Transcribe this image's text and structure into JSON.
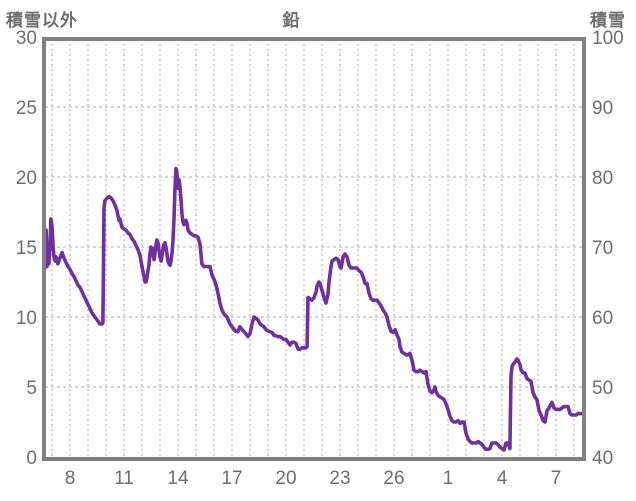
{
  "header": {
    "left_axis_title": "積雪以外",
    "chart_title": "鉛",
    "right_axis_title": "積雪"
  },
  "chart_data": {
    "type": "line",
    "title": "鉛",
    "grid": true,
    "legend_position": "none",
    "left_axis": {
      "title": "積雪以外",
      "min": 0,
      "max": 30,
      "ticks": [
        0,
        5,
        10,
        15,
        20,
        25,
        30
      ]
    },
    "right_axis": {
      "title": "積雪",
      "min": 40,
      "max": 100,
      "ticks": [
        40,
        50,
        60,
        70,
        80,
        90,
        100
      ]
    },
    "x_axis": {
      "tick_labels": [
        "8",
        "11",
        "14",
        "17",
        "20",
        "23",
        "26",
        "1",
        "4",
        "7"
      ],
      "tick_positions_days": [
        0,
        3,
        6,
        9,
        12,
        15,
        18,
        21,
        24,
        27
      ],
      "grid_day_range": [
        -1,
        28
      ],
      "data_day_range": [
        -1.39,
        28.5
      ]
    },
    "series": [
      {
        "name": "鉛",
        "color": "#7030A0",
        "points": [
          [
            -1.39,
            13.5
          ],
          [
            -1.33,
            16.2
          ],
          [
            -1.28,
            13.6
          ],
          [
            -1.22,
            14.3
          ],
          [
            -1.17,
            13.8
          ],
          [
            -1.11,
            15.2
          ],
          [
            -1.06,
            17.0
          ],
          [
            -1.0,
            16.5
          ],
          [
            -0.94,
            15.0
          ],
          [
            -0.89,
            14.3
          ],
          [
            -0.83,
            14.0
          ],
          [
            -0.78,
            14.3
          ],
          [
            -0.72,
            14.1
          ],
          [
            -0.67,
            13.8
          ],
          [
            -0.56,
            14.2
          ],
          [
            -0.44,
            14.6
          ],
          [
            -0.33,
            14.2
          ],
          [
            -0.22,
            13.9
          ],
          [
            -0.11,
            13.6
          ],
          [
            0,
            13.4
          ],
          [
            0.11,
            13.1
          ],
          [
            0.22,
            12.9
          ],
          [
            0.33,
            12.6
          ],
          [
            0.44,
            12.3
          ],
          [
            0.56,
            12.1
          ],
          [
            0.67,
            11.8
          ],
          [
            0.78,
            11.5
          ],
          [
            0.89,
            11.2
          ],
          [
            1.0,
            10.9
          ],
          [
            1.11,
            10.6
          ],
          [
            1.22,
            10.3
          ],
          [
            1.33,
            10.1
          ],
          [
            1.44,
            9.9
          ],
          [
            1.56,
            9.7
          ],
          [
            1.67,
            9.5
          ],
          [
            1.78,
            9.5
          ],
          [
            1.83,
            9.6
          ],
          [
            1.89,
            17.8
          ],
          [
            1.94,
            18.3
          ],
          [
            2.06,
            18.5
          ],
          [
            2.17,
            18.6
          ],
          [
            2.28,
            18.5
          ],
          [
            2.39,
            18.3
          ],
          [
            2.5,
            18.0
          ],
          [
            2.61,
            17.6
          ],
          [
            2.67,
            17.2
          ],
          [
            2.72,
            16.9
          ],
          [
            2.78,
            17.0
          ],
          [
            2.83,
            16.7
          ],
          [
            2.89,
            16.4
          ],
          [
            3.0,
            16.3
          ],
          [
            3.11,
            16.2
          ],
          [
            3.22,
            16.0
          ],
          [
            3.33,
            15.9
          ],
          [
            3.44,
            15.6
          ],
          [
            3.56,
            15.4
          ],
          [
            3.67,
            15.1
          ],
          [
            3.78,
            14.8
          ],
          [
            3.89,
            14.4
          ],
          [
            4.0,
            13.6
          ],
          [
            4.11,
            12.9
          ],
          [
            4.17,
            12.5
          ],
          [
            4.22,
            12.5
          ],
          [
            4.28,
            12.8
          ],
          [
            4.33,
            13.3
          ],
          [
            4.39,
            13.7
          ],
          [
            4.44,
            14.5
          ],
          [
            4.5,
            15.0
          ],
          [
            4.56,
            14.9
          ],
          [
            4.61,
            14.5
          ],
          [
            4.67,
            14.1
          ],
          [
            4.72,
            14.6
          ],
          [
            4.78,
            15.2
          ],
          [
            4.83,
            15.5
          ],
          [
            4.89,
            15.3
          ],
          [
            4.94,
            14.8
          ],
          [
            5.0,
            14.3
          ],
          [
            5.06,
            14.0
          ],
          [
            5.11,
            14.4
          ],
          [
            5.17,
            14.9
          ],
          [
            5.22,
            15.2
          ],
          [
            5.28,
            15.3
          ],
          [
            5.33,
            15.0
          ],
          [
            5.39,
            14.5
          ],
          [
            5.44,
            14.0
          ],
          [
            5.5,
            13.8
          ],
          [
            5.56,
            13.7
          ],
          [
            5.61,
            14.0
          ],
          [
            5.67,
            14.6
          ],
          [
            5.72,
            15.5
          ],
          [
            5.78,
            17.0
          ],
          [
            5.83,
            19.0
          ],
          [
            5.89,
            20.6
          ],
          [
            5.94,
            20.3
          ],
          [
            6.0,
            19.2
          ],
          [
            6.06,
            19.8
          ],
          [
            6.11,
            19.3
          ],
          [
            6.17,
            18.3
          ],
          [
            6.22,
            17.3
          ],
          [
            6.28,
            16.8
          ],
          [
            6.33,
            16.6
          ],
          [
            6.39,
            16.8
          ],
          [
            6.44,
            16.9
          ],
          [
            6.5,
            16.7
          ],
          [
            6.56,
            16.2
          ],
          [
            6.67,
            16.0
          ],
          [
            6.78,
            15.9
          ],
          [
            6.89,
            15.8
          ],
          [
            7.0,
            15.8
          ],
          [
            7.11,
            15.7
          ],
          [
            7.22,
            15.2
          ],
          [
            7.33,
            13.8
          ],
          [
            7.44,
            13.6
          ],
          [
            7.56,
            13.6
          ],
          [
            7.67,
            13.6
          ],
          [
            7.78,
            13.6
          ],
          [
            7.89,
            13.0
          ],
          [
            8.0,
            12.7
          ],
          [
            8.11,
            12.3
          ],
          [
            8.22,
            11.7
          ],
          [
            8.33,
            11.0
          ],
          [
            8.44,
            10.5
          ],
          [
            8.56,
            10.2
          ],
          [
            8.72,
            10.0
          ],
          [
            8.89,
            9.5
          ],
          [
            9.06,
            9.2
          ],
          [
            9.17,
            9.0
          ],
          [
            9.33,
            8.95
          ],
          [
            9.44,
            9.3
          ],
          [
            9.56,
            9.1
          ],
          [
            9.67,
            8.95
          ],
          [
            9.78,
            8.8
          ],
          [
            9.89,
            8.6
          ],
          [
            10.0,
            8.8
          ],
          [
            10.11,
            9.5
          ],
          [
            10.22,
            10.0
          ],
          [
            10.33,
            9.9
          ],
          [
            10.44,
            9.8
          ],
          [
            10.56,
            9.5
          ],
          [
            10.67,
            9.4
          ],
          [
            10.78,
            9.3
          ],
          [
            10.89,
            9.1
          ],
          [
            11.0,
            9.0
          ],
          [
            11.11,
            8.95
          ],
          [
            11.22,
            8.9
          ],
          [
            11.33,
            8.7
          ],
          [
            11.44,
            8.65
          ],
          [
            11.56,
            8.6
          ],
          [
            11.67,
            8.6
          ],
          [
            11.78,
            8.5
          ],
          [
            11.89,
            8.4
          ],
          [
            12.0,
            8.4
          ],
          [
            12.11,
            8.2
          ],
          [
            12.22,
            8.0
          ],
          [
            12.33,
            8.2
          ],
          [
            12.44,
            8.2
          ],
          [
            12.56,
            8.1
          ],
          [
            12.67,
            7.7
          ],
          [
            12.78,
            7.7
          ],
          [
            12.89,
            7.8
          ],
          [
            13.0,
            7.8
          ],
          [
            13.11,
            7.8
          ],
          [
            13.17,
            7.9
          ],
          [
            13.22,
            11.4
          ],
          [
            13.33,
            11.3
          ],
          [
            13.44,
            11.2
          ],
          [
            13.56,
            11.4
          ],
          [
            13.67,
            11.8
          ],
          [
            13.72,
            12.2
          ],
          [
            13.83,
            12.5
          ],
          [
            13.89,
            12.4
          ],
          [
            14.0,
            11.9
          ],
          [
            14.11,
            11.4
          ],
          [
            14.22,
            11.0
          ],
          [
            14.33,
            11.6
          ],
          [
            14.39,
            12.5
          ],
          [
            14.5,
            13.6
          ],
          [
            14.56,
            14.0
          ],
          [
            14.67,
            14.1
          ],
          [
            14.78,
            14.2
          ],
          [
            14.89,
            14.1
          ],
          [
            15.0,
            13.6
          ],
          [
            15.06,
            13.5
          ],
          [
            15.17,
            14.3
          ],
          [
            15.28,
            14.5
          ],
          [
            15.39,
            14.3
          ],
          [
            15.5,
            13.7
          ],
          [
            15.61,
            13.5
          ],
          [
            15.72,
            13.5
          ],
          [
            15.83,
            13.5
          ],
          [
            15.94,
            13.5
          ],
          [
            16.06,
            13.3
          ],
          [
            16.17,
            13.2
          ],
          [
            16.28,
            12.9
          ],
          [
            16.39,
            12.4
          ],
          [
            16.5,
            12.4
          ],
          [
            16.61,
            11.7
          ],
          [
            16.72,
            11.3
          ],
          [
            16.83,
            11.2
          ],
          [
            16.94,
            11.2
          ],
          [
            17.06,
            11.2
          ],
          [
            17.17,
            11.0
          ],
          [
            17.28,
            10.8
          ],
          [
            17.39,
            10.5
          ],
          [
            17.5,
            10.3
          ],
          [
            17.61,
            10.0
          ],
          [
            17.72,
            9.4
          ],
          [
            17.83,
            9.0
          ],
          [
            17.94,
            8.9
          ],
          [
            18.06,
            9.1
          ],
          [
            18.17,
            8.7
          ],
          [
            18.28,
            8.4
          ],
          [
            18.33,
            7.9
          ],
          [
            18.44,
            7.5
          ],
          [
            18.56,
            7.4
          ],
          [
            18.67,
            7.3
          ],
          [
            18.78,
            7.3
          ],
          [
            18.89,
            7.4
          ],
          [
            19.0,
            6.9
          ],
          [
            19.11,
            6.2
          ],
          [
            19.22,
            6.1
          ],
          [
            19.33,
            6.1
          ],
          [
            19.44,
            6.2
          ],
          [
            19.56,
            6.1
          ],
          [
            19.67,
            6.0
          ],
          [
            19.78,
            6.1
          ],
          [
            19.89,
            5.2
          ],
          [
            20.0,
            4.7
          ],
          [
            20.11,
            4.6
          ],
          [
            20.22,
            4.8
          ],
          [
            20.28,
            5.0
          ],
          [
            20.33,
            4.7
          ],
          [
            20.44,
            4.4
          ],
          [
            20.56,
            4.3
          ],
          [
            20.67,
            4.2
          ],
          [
            20.78,
            4.1
          ],
          [
            20.89,
            3.8
          ],
          [
            21.0,
            3.4
          ],
          [
            21.11,
            2.9
          ],
          [
            21.22,
            2.6
          ],
          [
            21.33,
            2.5
          ],
          [
            21.44,
            2.5
          ],
          [
            21.56,
            2.6
          ],
          [
            21.67,
            2.4
          ],
          [
            21.78,
            2.5
          ],
          [
            21.89,
            2.5
          ],
          [
            22.0,
            1.7
          ],
          [
            22.11,
            1.3
          ],
          [
            22.22,
            1.1
          ],
          [
            22.33,
            1.0
          ],
          [
            22.44,
            1.0
          ],
          [
            22.56,
            1.0
          ],
          [
            22.67,
            1.1
          ],
          [
            22.78,
            1.0
          ],
          [
            22.89,
            0.9
          ],
          [
            23.0,
            0.7
          ],
          [
            23.11,
            0.55
          ],
          [
            23.22,
            0.55
          ],
          [
            23.33,
            0.6
          ],
          [
            23.44,
            1.0
          ],
          [
            23.56,
            1.0
          ],
          [
            23.67,
            1.0
          ],
          [
            23.78,
            0.9
          ],
          [
            23.89,
            0.7
          ],
          [
            24.0,
            0.6
          ],
          [
            24.11,
            0.5
          ],
          [
            24.22,
            1.0
          ],
          [
            24.33,
            1.0
          ],
          [
            24.39,
            0.8
          ],
          [
            24.44,
            0.6
          ],
          [
            24.5,
            5.8
          ],
          [
            24.56,
            6.5
          ],
          [
            24.67,
            6.7
          ],
          [
            24.78,
            6.9
          ],
          [
            24.83,
            7.0
          ],
          [
            24.89,
            6.9
          ],
          [
            25.0,
            6.6
          ],
          [
            25.06,
            6.2
          ],
          [
            25.17,
            6.0
          ],
          [
            25.28,
            6.0
          ],
          [
            25.39,
            5.6
          ],
          [
            25.5,
            5.5
          ],
          [
            25.61,
            5.4
          ],
          [
            25.72,
            4.6
          ],
          [
            25.83,
            4.3
          ],
          [
            25.94,
            4.1
          ],
          [
            26.06,
            3.3
          ],
          [
            26.17,
            3.0
          ],
          [
            26.28,
            2.6
          ],
          [
            26.39,
            2.5
          ],
          [
            26.5,
            3.3
          ],
          [
            26.61,
            3.5
          ],
          [
            26.72,
            3.8
          ],
          [
            26.78,
            3.9
          ],
          [
            26.89,
            3.5
          ],
          [
            27.0,
            3.4
          ],
          [
            27.11,
            3.4
          ],
          [
            27.22,
            3.4
          ],
          [
            27.33,
            3.5
          ],
          [
            27.44,
            3.6
          ],
          [
            27.56,
            3.6
          ],
          [
            27.67,
            3.6
          ],
          [
            27.78,
            3.1
          ],
          [
            27.89,
            3.0
          ],
          [
            28.0,
            3.0
          ],
          [
            28.11,
            3.0
          ],
          [
            28.22,
            3.1
          ],
          [
            28.33,
            3.1
          ],
          [
            28.5,
            3.1
          ]
        ]
      }
    ]
  },
  "colors": {
    "line": "#7030A0",
    "border": "#808080",
    "gridline": "#ababab",
    "text": "#6e6e6e",
    "background": "#ffffff"
  }
}
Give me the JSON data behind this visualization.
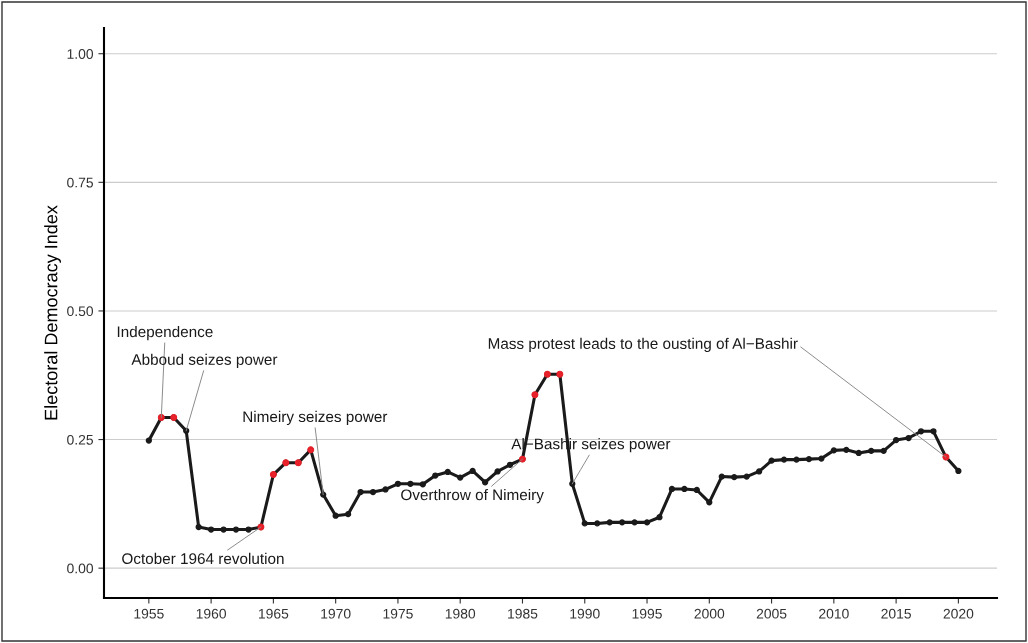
{
  "chart_data": {
    "type": "line",
    "ylabel": "Electoral Democracy Index",
    "x": [
      1955,
      1956,
      1957,
      1958,
      1959,
      1960,
      1961,
      1962,
      1963,
      1964,
      1965,
      1966,
      1967,
      1968,
      1969,
      1970,
      1971,
      1972,
      1973,
      1974,
      1975,
      1976,
      1977,
      1978,
      1979,
      1980,
      1981,
      1982,
      1983,
      1984,
      1985,
      1986,
      1987,
      1988,
      1989,
      1990,
      1991,
      1992,
      1993,
      1994,
      1995,
      1996,
      1997,
      1998,
      1999,
      2000,
      2001,
      2002,
      2003,
      2004,
      2005,
      2006,
      2007,
      2008,
      2009,
      2010,
      2011,
      2012,
      2013,
      2014,
      2015,
      2016,
      2017,
      2018,
      2019,
      2020
    ],
    "series": [
      {
        "color": "#1a1a1a",
        "marker": "circle",
        "values": [
          0.248,
          0.293,
          0.293,
          0.267,
          0.08,
          0.075,
          0.075,
          0.075,
          0.075,
          0.08,
          0.182,
          0.205,
          0.205,
          0.23,
          0.143,
          0.102,
          0.105,
          0.148,
          0.148,
          0.153,
          0.164,
          0.164,
          0.163,
          0.18,
          0.187,
          0.176,
          0.189,
          0.167,
          0.188,
          0.201,
          0.212,
          0.337,
          0.377,
          0.377,
          0.164,
          0.087,
          0.087,
          0.089,
          0.089,
          0.089,
          0.089,
          0.099,
          0.154,
          0.154,
          0.152,
          0.128,
          0.178,
          0.177,
          0.178,
          0.188,
          0.209,
          0.211,
          0.211,
          0.212,
          0.213,
          0.229,
          0.23,
          0.224,
          0.228,
          0.228,
          0.249,
          0.253,
          0.266,
          0.266,
          0.216,
          0.189
        ]
      },
      {
        "type": "scatter",
        "color": "#e8212a",
        "marker": "circle",
        "x": [
          1956,
          1957,
          1964,
          1965,
          1966,
          1967,
          1968,
          1985,
          1986,
          1987,
          1988,
          2019
        ],
        "values": [
          0.293,
          0.293,
          0.08,
          0.182,
          0.205,
          0.205,
          0.23,
          0.212,
          0.337,
          0.377,
          0.377,
          0.216
        ]
      }
    ],
    "annotations": [
      {
        "text": "Independence",
        "x": 1956,
        "y": 0.293
      },
      {
        "text": "Abboud seizes power",
        "x": 1958,
        "y": 0.267
      },
      {
        "text": "October 1964 revolution",
        "x": 1964,
        "y": 0.08
      },
      {
        "text": "Nimeiry seizes power",
        "x": 1969,
        "y": 0.143
      },
      {
        "text": "Overthrow of Nimeiry",
        "x": 1985,
        "y": 0.212
      },
      {
        "text": "Al−Bashir seizes power",
        "x": 1989,
        "y": 0.164
      },
      {
        "text": "Mass protest leads to the ousting of Al−Bashir",
        "x": 2019,
        "y": 0.216
      }
    ],
    "xlim": [
      1951.4,
      2023.1
    ],
    "xticks": [
      1955,
      1960,
      1965,
      1970,
      1975,
      1980,
      1985,
      1990,
      1995,
      2000,
      2005,
      2010,
      2015,
      2020
    ],
    "ylim": [
      -0.058,
      1.05
    ],
    "yticks": [
      {
        "value": 0,
        "label": "0.00"
      },
      {
        "value": 0.25,
        "label": "0.25"
      },
      {
        "value": 0.5,
        "label": "0.50"
      },
      {
        "value": 0.75,
        "label": "0.75"
      },
      {
        "value": 1,
        "label": "1.00"
      }
    ],
    "grid": "y",
    "legend": false
  }
}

● ● ● ● ●

* [What is required] Copy every line of the data that holds the string "Nimeiry".

* [Correct response]
        "text": "Nimeiry seizes power",
        "text": "Overthrow of Nimeiry",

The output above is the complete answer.